Collected data entries:
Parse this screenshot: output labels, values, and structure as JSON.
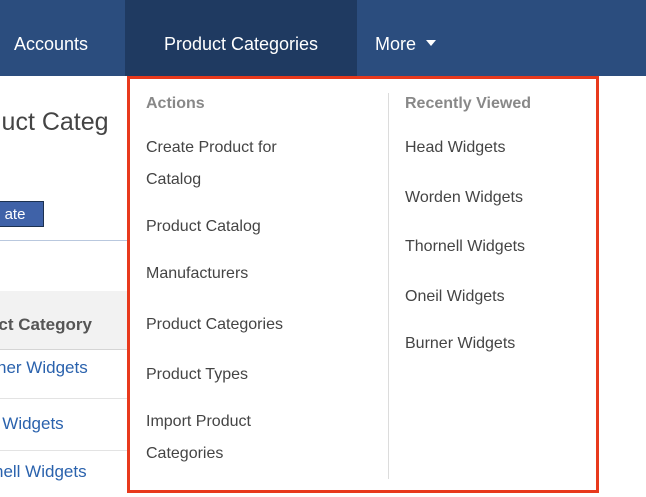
{
  "nav": {
    "accounts": "Accounts",
    "product_categories": "Product Categories",
    "more": "More"
  },
  "page": {
    "title": "luct Categ",
    "button": "ate",
    "column_header": "uct Category",
    "rows": [
      "ner Widgets",
      "il Widgets",
      "nell Widgets"
    ]
  },
  "dropdown": {
    "actions_header": "Actions",
    "recent_header": "Recently Viewed",
    "actions": [
      {
        "line1": "Create Product for",
        "line2": "Catalog"
      },
      {
        "line1": "Product Catalog"
      },
      {
        "line1": "Manufacturers"
      },
      {
        "line1": "Product Categories"
      },
      {
        "line1": "Product Types"
      },
      {
        "line1": "Import Product",
        "line2": "Categories"
      }
    ],
    "recent": [
      "Head Widgets",
      "Worden Widgets",
      "Thornell Widgets",
      "Oneil Widgets",
      "Burner Widgets"
    ]
  },
  "colors": {
    "nav_bg": "#2b4d7e",
    "nav_active_bg": "#1f3a61",
    "highlight_border": "#e8391c",
    "link": "#2a62ad"
  }
}
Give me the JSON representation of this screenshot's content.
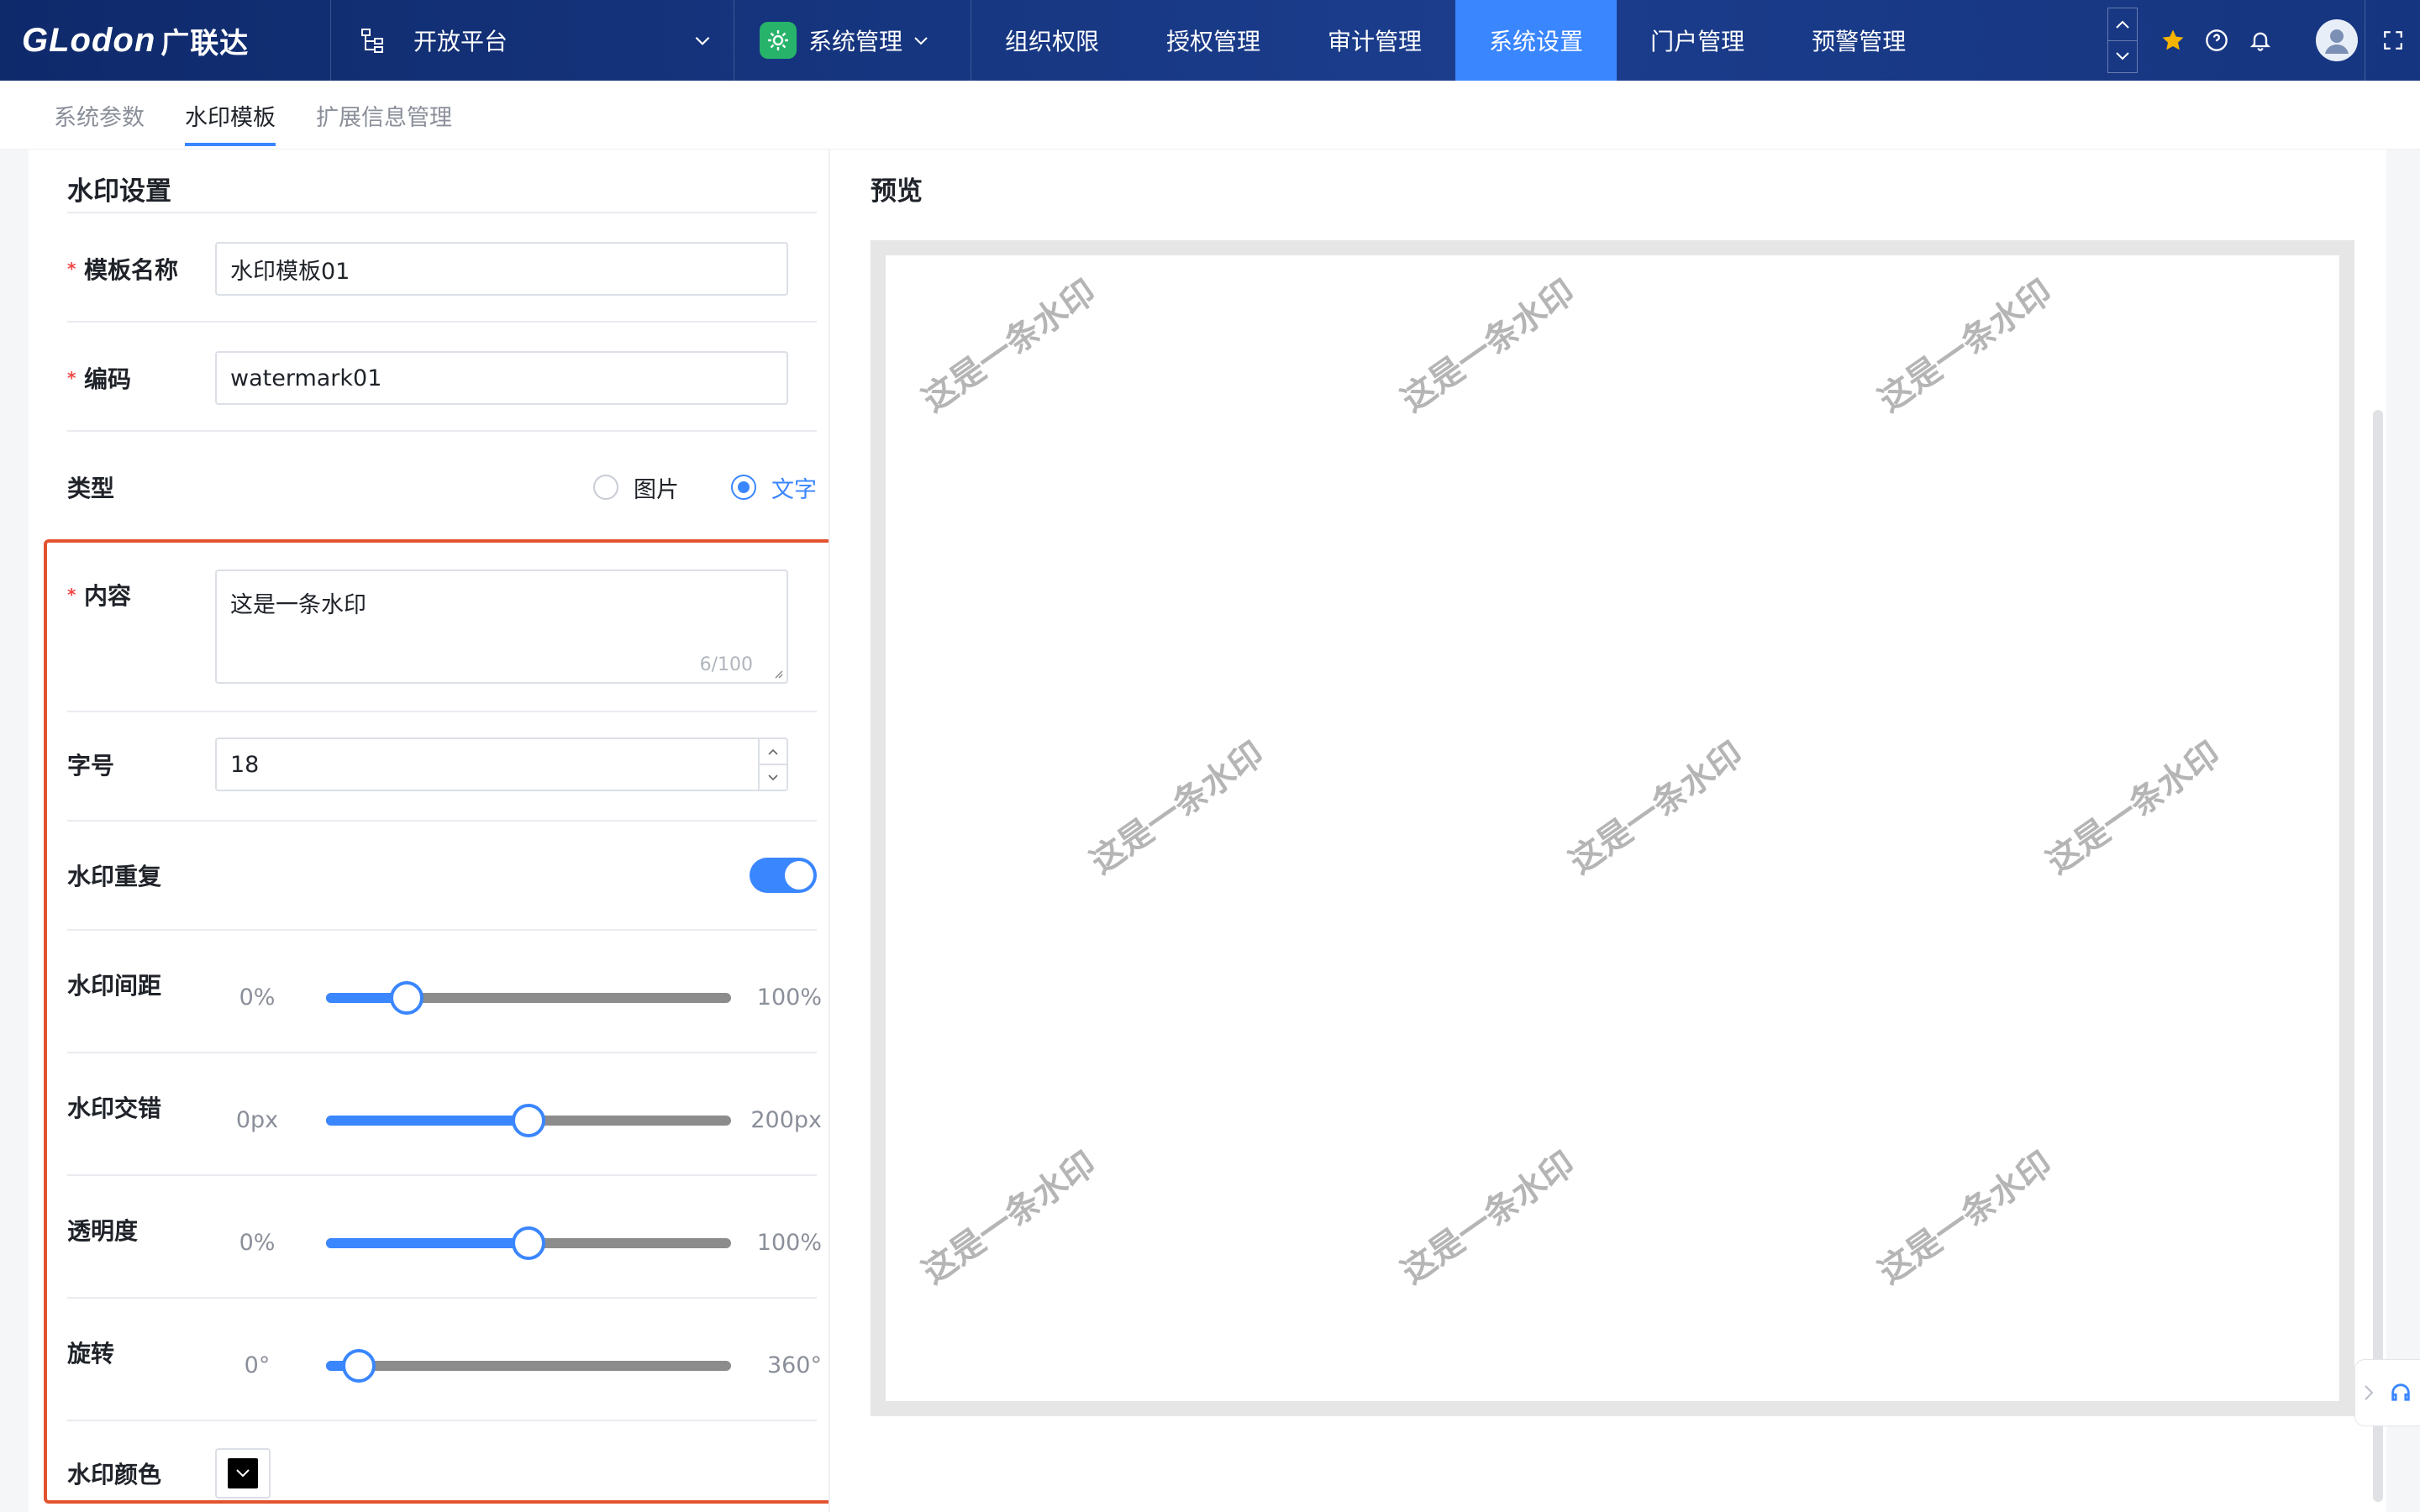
{
  "header": {
    "logo_text": "GLodon",
    "logo_cn": "广联达",
    "platform": "开放平台",
    "system_menu": "系统管理",
    "tabs": [
      {
        "label": "组织权限"
      },
      {
        "label": "授权管理"
      },
      {
        "label": "审计管理"
      },
      {
        "label": "系统设置",
        "active": true
      },
      {
        "label": "门户管理"
      },
      {
        "label": "预警管理"
      }
    ],
    "accent_color": "#3a86ff",
    "icons": [
      "star-icon",
      "help-icon",
      "bell-icon",
      "avatar",
      "fullscreen-icon"
    ]
  },
  "subtabs": [
    {
      "label": "系统参数"
    },
    {
      "label": "水印模板",
      "active": true
    },
    {
      "label": "扩展信息管理"
    }
  ],
  "form": {
    "section_title": "水印设置",
    "name_label": "模板名称",
    "name_value": "水印模板01",
    "code_label": "编码",
    "code_value": "watermark01",
    "type_label": "类型",
    "type_options": [
      "图片",
      "文字"
    ],
    "type_selected": "文字",
    "content_label": "内容",
    "content_value": "这是一条水印",
    "content_count": "6/100",
    "fontsize_label": "字号",
    "fontsize_value": "18",
    "repeat_label": "水印重复",
    "repeat_on": true,
    "spacing": {
      "label": "水印间距",
      "min": "0%",
      "max": "100%",
      "value_fraction": 0.2
    },
    "stagger": {
      "label": "水印交错",
      "min": "0px",
      "max": "200px",
      "value_fraction": 0.5
    },
    "opacity": {
      "label": "透明度",
      "min": "0%",
      "max": "100%",
      "value_fraction": 0.5
    },
    "rotation": {
      "label": "旋转",
      "min": "0°",
      "max": "360°",
      "value_fraction": 0.08
    },
    "color_label": "水印颜色",
    "color_value": "#000000"
  },
  "preview": {
    "title": "预览",
    "watermark_text": "这是一条水印"
  }
}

EXERCISE OBJECTIVE
Copy out each line word for word, please, skipping the images.

SOLUTION TO THIS PROBLEM
Parse this screenshot: output labels, values, and structure as JSON.
{
  "nav": {
    "accounts": "Accounts",
    "product_categories": "Product Categories",
    "more": "More"
  },
  "page": {
    "title": "luct Categ",
    "button": "ate",
    "column_header": "uct Category",
    "rows": [
      "ner Widgets",
      "il Widgets",
      "nell Widgets"
    ]
  },
  "dropdown": {
    "actions_header": "Actions",
    "recent_header": "Recently Viewed",
    "actions": [
      {
        "line1": "Create Product for",
        "line2": "Catalog"
      },
      {
        "line1": "Product Catalog"
      },
      {
        "line1": "Manufacturers"
      },
      {
        "line1": "Product Categories"
      },
      {
        "line1": "Product Types"
      },
      {
        "line1": "Import Product",
        "line2": "Categories"
      }
    ],
    "recent": [
      "Head Widgets",
      "Worden Widgets",
      "Thornell Widgets",
      "Oneil Widgets",
      "Burner Widgets"
    ]
  },
  "colors": {
    "nav_bg": "#2b4d7e",
    "nav_active_bg": "#1f3a61",
    "highlight_border": "#e8391c",
    "link": "#2a62ad"
  }
}
Give me the JSON representation of this screenshot's content.
{
  "header": {
    "logo_text": "GLodon",
    "logo_cn": "广联达",
    "platform": "开放平台",
    "system_menu": "系统管理",
    "tabs": [
      {
        "label": "组织权限"
      },
      {
        "label": "授权管理"
      },
      {
        "label": "审计管理"
      },
      {
        "label": "系统设置",
        "active": true
      },
      {
        "label": "门户管理"
      },
      {
        "label": "预警管理"
      }
    ],
    "accent_color": "#3a86ff",
    "icons": [
      "star-icon",
      "help-icon",
      "bell-icon",
      "avatar",
      "fullscreen-icon"
    ]
  },
  "subtabs": [
    {
      "label": "系统参数"
    },
    {
      "label": "水印模板",
      "active": true
    },
    {
      "label": "扩展信息管理"
    }
  ],
  "form": {
    "section_title": "水印设置",
    "name_label": "模板名称",
    "name_value": "水印模板01",
    "code_label": "编码",
    "code_value": "watermark01",
    "type_label": "类型",
    "type_options": [
      "图片",
      "文字"
    ],
    "type_selected": "文字",
    "content_label": "内容",
    "content_value": "这是一条水印",
    "content_count": "6/100",
    "fontsize_label": "字号",
    "fontsize_value": "18",
    "repeat_label": "水印重复",
    "repeat_on": true,
    "spacing": {
      "label": "水印间距",
      "min": "0%",
      "max": "100%",
      "value_fraction": 0.2
    },
    "stagger": {
      "label": "水印交错",
      "min": "0px",
      "max": "200px",
      "value_fraction": 0.5
    },
    "opacity": {
      "label": "透明度",
      "min": "0%",
      "max": "100%",
      "value_fraction": 0.5
    },
    "rotation": {
      "label": "旋转",
      "min": "0°",
      "max": "360°",
      "value_fraction": 0.08
    },
    "color_label": "水印颜色",
    "color_value": "#000000"
  },
  "preview": {
    "title": "预览",
    "watermark_text": "这是一条水印"
  }
}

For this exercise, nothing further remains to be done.